◆ **REQUIREMENTS**
Locate the word "decision" in the material, then show every line that holds it.

◆ **DATA LINES**
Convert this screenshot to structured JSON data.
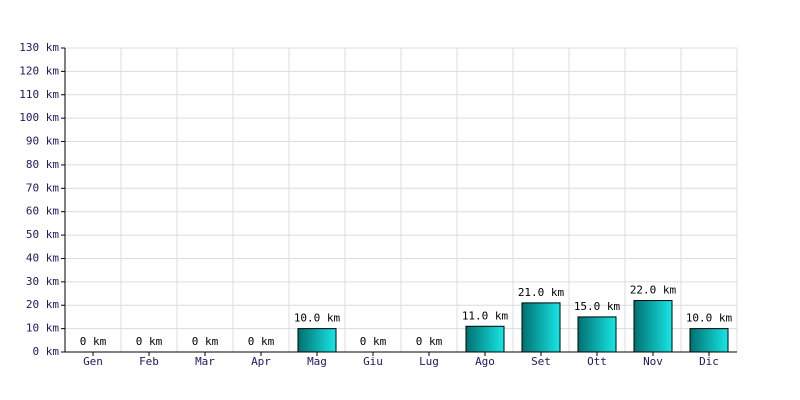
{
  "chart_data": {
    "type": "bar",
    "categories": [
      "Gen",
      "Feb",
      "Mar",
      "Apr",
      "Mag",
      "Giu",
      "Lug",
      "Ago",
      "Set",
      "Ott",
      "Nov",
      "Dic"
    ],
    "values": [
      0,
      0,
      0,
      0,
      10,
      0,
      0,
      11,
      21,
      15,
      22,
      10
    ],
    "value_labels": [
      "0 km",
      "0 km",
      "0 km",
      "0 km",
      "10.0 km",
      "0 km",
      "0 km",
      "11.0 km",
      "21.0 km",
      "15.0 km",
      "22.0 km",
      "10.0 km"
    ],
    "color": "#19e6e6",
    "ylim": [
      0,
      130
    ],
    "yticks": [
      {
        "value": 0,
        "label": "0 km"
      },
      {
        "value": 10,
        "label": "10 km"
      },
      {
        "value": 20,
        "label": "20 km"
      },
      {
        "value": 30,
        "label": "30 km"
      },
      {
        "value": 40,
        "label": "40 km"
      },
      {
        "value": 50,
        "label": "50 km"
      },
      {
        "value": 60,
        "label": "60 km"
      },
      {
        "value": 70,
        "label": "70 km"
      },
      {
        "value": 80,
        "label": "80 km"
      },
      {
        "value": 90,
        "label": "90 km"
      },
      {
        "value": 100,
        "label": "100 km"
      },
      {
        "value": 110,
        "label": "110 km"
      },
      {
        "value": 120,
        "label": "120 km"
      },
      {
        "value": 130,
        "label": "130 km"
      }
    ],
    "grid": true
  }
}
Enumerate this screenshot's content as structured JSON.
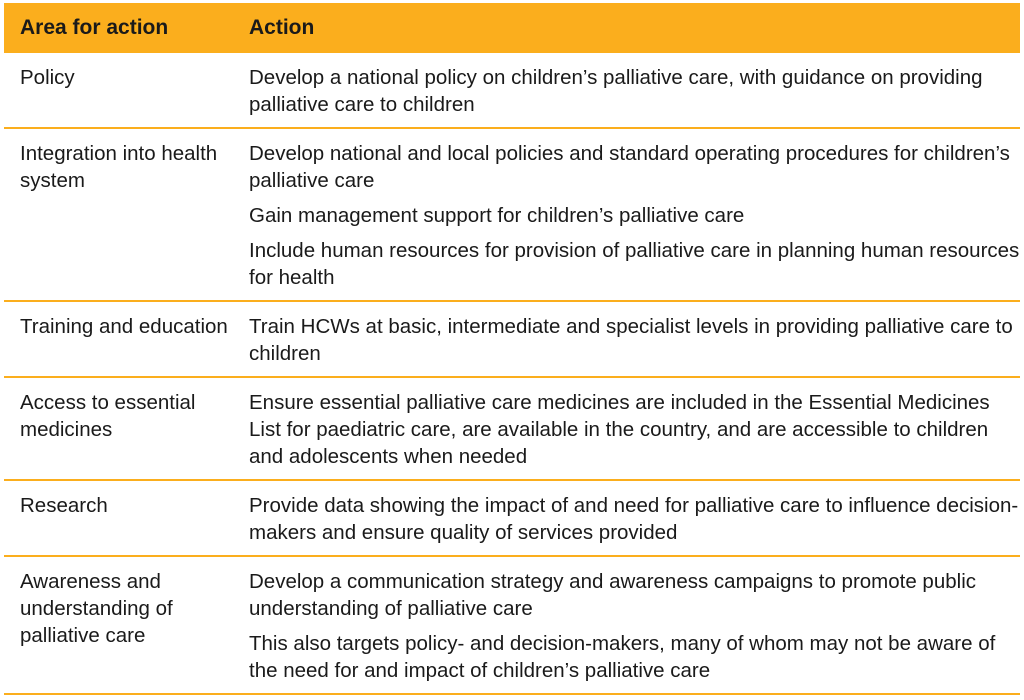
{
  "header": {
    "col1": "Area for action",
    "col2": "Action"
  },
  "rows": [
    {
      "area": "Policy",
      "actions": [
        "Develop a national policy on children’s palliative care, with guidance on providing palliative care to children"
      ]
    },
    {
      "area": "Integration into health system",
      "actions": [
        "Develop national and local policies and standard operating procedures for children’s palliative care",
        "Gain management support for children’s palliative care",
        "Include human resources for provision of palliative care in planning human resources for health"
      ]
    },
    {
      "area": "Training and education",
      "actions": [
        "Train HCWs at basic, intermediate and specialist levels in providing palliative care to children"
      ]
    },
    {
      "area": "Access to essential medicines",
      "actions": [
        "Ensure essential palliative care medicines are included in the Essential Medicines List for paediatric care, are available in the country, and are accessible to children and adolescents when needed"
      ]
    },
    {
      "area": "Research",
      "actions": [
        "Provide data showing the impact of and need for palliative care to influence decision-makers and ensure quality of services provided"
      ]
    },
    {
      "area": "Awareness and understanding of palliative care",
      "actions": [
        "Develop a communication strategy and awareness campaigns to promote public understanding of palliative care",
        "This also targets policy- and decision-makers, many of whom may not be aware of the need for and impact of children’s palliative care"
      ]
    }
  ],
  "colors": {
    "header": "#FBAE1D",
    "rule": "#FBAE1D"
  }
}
--
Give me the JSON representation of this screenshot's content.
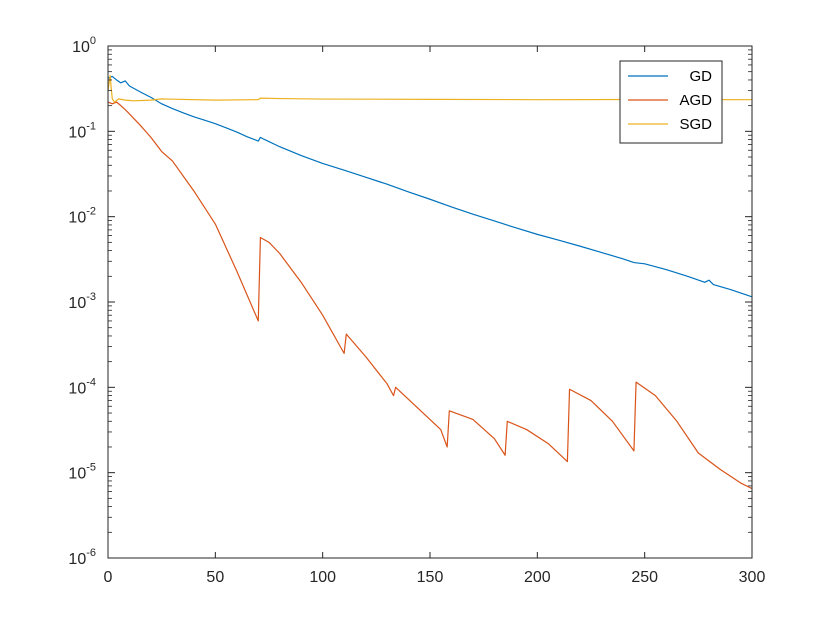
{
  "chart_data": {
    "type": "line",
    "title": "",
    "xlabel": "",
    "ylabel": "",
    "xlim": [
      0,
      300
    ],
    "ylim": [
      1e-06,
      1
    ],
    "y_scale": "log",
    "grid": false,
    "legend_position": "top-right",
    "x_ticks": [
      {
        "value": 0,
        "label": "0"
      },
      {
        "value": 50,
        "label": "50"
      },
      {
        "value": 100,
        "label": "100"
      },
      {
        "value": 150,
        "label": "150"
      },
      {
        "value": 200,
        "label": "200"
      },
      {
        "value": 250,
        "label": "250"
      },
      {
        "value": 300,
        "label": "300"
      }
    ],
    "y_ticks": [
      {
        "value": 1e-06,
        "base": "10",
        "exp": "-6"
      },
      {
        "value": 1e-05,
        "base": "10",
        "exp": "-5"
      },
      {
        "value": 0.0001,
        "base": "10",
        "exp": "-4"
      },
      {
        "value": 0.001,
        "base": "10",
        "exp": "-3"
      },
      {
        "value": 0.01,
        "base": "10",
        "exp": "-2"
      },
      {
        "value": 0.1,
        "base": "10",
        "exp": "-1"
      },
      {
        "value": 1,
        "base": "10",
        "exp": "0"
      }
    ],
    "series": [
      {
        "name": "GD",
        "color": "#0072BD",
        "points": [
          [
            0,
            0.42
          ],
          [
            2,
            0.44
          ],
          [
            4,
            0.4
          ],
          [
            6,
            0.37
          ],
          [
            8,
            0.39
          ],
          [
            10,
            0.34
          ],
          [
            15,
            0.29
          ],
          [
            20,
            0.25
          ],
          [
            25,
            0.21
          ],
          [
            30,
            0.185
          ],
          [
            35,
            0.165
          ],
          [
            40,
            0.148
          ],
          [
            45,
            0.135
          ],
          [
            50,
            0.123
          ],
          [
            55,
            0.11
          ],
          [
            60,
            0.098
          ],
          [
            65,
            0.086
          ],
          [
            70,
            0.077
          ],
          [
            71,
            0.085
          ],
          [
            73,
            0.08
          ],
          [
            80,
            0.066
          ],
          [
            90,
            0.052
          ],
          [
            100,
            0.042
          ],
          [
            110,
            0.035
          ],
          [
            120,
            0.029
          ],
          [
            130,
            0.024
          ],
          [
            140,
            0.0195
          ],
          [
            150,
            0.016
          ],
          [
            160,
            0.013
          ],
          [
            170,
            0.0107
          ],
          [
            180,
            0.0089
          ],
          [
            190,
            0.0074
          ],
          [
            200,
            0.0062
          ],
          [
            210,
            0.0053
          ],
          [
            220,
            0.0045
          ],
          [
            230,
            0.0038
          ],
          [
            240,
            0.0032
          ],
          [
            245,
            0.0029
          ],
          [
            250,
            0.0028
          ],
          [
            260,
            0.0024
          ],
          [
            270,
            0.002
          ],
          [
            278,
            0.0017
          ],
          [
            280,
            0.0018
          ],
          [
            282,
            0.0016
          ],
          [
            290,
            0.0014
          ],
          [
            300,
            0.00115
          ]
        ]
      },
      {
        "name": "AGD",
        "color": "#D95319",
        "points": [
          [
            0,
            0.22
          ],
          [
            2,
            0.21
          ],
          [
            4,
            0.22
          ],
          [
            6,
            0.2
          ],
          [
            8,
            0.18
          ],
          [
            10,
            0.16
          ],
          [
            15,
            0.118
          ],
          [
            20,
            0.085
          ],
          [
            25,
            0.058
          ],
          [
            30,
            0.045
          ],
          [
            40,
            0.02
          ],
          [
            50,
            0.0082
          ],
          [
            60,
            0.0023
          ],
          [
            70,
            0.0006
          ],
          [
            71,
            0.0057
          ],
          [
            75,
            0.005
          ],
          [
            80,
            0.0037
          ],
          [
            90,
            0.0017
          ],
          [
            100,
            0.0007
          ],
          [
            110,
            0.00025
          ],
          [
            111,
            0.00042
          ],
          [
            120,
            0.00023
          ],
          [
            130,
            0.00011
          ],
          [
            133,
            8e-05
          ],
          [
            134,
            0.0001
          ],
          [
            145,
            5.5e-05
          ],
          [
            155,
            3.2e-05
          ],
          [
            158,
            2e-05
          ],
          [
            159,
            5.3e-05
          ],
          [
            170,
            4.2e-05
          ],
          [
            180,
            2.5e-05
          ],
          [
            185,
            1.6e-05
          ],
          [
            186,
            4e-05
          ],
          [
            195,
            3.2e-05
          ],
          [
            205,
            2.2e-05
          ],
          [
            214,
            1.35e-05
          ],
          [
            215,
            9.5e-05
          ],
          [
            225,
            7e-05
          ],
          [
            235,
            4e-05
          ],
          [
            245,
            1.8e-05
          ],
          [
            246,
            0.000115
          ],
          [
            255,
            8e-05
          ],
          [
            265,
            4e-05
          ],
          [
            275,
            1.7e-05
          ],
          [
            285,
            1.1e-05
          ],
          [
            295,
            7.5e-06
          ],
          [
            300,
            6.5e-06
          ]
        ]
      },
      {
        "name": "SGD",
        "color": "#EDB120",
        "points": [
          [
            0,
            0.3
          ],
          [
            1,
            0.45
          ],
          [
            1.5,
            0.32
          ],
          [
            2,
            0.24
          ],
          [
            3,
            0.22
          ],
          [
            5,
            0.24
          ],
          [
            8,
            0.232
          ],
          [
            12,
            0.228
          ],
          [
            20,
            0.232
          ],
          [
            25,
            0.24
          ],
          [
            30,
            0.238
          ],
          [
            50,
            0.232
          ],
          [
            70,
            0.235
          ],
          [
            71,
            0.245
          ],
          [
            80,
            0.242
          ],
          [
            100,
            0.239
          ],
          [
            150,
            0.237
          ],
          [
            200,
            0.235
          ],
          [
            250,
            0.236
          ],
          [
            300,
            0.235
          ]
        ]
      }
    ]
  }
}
--
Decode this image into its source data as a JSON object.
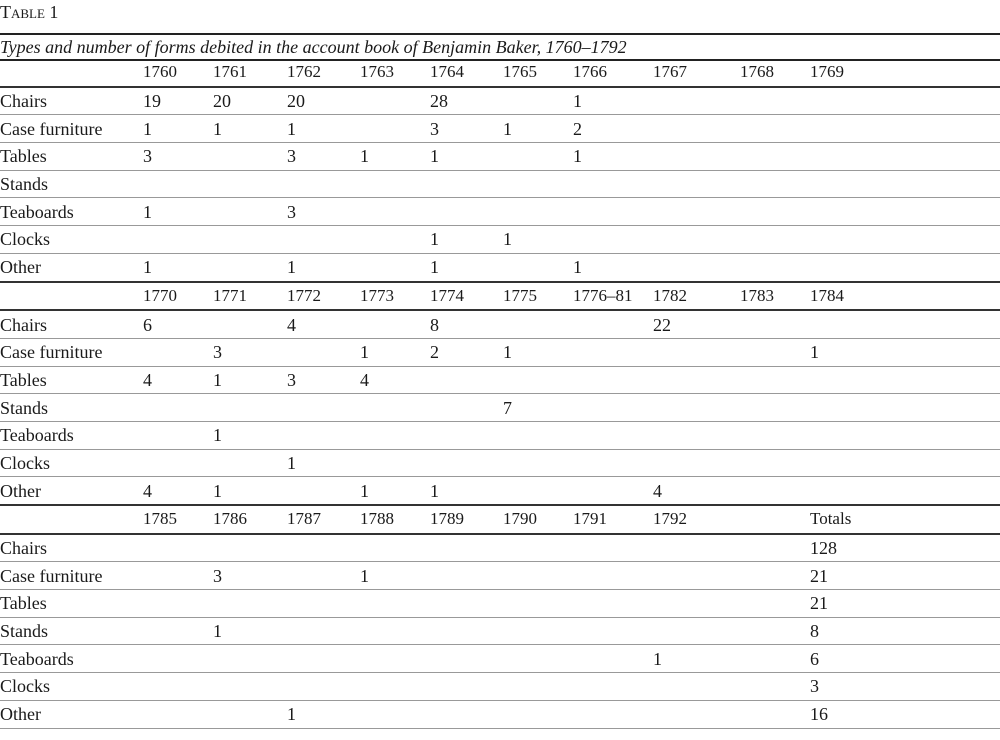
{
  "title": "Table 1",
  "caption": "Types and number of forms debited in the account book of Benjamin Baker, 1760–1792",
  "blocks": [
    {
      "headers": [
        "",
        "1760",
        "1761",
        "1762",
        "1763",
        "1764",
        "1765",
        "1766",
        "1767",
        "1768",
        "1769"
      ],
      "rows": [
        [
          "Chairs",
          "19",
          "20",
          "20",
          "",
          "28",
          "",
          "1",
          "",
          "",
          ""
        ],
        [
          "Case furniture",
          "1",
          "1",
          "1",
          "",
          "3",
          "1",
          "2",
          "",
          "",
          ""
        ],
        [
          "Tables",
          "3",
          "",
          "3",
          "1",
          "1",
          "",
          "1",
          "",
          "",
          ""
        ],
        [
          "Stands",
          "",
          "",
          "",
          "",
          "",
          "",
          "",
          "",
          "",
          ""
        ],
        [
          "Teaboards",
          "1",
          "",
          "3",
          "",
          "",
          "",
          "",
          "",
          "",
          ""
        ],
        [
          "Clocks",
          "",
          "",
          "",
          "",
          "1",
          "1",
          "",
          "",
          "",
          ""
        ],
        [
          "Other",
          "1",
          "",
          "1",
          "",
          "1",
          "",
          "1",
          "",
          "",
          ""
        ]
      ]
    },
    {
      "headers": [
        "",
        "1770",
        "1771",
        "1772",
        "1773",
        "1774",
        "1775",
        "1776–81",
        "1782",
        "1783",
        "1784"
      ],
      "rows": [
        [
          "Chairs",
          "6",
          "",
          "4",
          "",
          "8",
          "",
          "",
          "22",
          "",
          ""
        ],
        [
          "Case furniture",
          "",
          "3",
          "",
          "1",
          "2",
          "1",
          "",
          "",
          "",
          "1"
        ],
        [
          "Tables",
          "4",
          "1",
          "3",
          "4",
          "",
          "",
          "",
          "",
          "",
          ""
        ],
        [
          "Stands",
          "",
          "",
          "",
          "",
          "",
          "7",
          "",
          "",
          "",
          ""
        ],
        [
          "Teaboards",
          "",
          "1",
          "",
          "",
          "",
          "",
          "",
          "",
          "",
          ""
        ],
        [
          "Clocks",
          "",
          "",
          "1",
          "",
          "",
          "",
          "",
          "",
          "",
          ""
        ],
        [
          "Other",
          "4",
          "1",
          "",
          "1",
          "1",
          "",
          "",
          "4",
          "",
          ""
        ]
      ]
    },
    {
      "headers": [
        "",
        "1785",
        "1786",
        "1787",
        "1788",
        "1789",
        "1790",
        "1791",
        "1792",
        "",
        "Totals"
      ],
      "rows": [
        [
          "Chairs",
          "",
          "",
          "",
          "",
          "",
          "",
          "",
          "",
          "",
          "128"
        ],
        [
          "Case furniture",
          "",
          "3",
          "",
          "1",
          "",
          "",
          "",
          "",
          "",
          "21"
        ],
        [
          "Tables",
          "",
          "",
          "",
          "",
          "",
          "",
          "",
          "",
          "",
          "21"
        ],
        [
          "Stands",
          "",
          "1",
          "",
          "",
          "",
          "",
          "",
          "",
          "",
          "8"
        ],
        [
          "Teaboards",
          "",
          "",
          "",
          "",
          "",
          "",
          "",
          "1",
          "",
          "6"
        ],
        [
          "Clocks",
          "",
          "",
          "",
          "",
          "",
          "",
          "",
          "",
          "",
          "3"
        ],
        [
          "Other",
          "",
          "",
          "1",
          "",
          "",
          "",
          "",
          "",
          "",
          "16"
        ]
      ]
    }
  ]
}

◆ **CORRECT RESULT**
        "Provide data showing the impact of and need for palliative care to influence decision-makers and ensure quality of services provided"
        "This also targets policy- and decision-makers, many of whom may not be aware of the need for and impact of children’s palliative care"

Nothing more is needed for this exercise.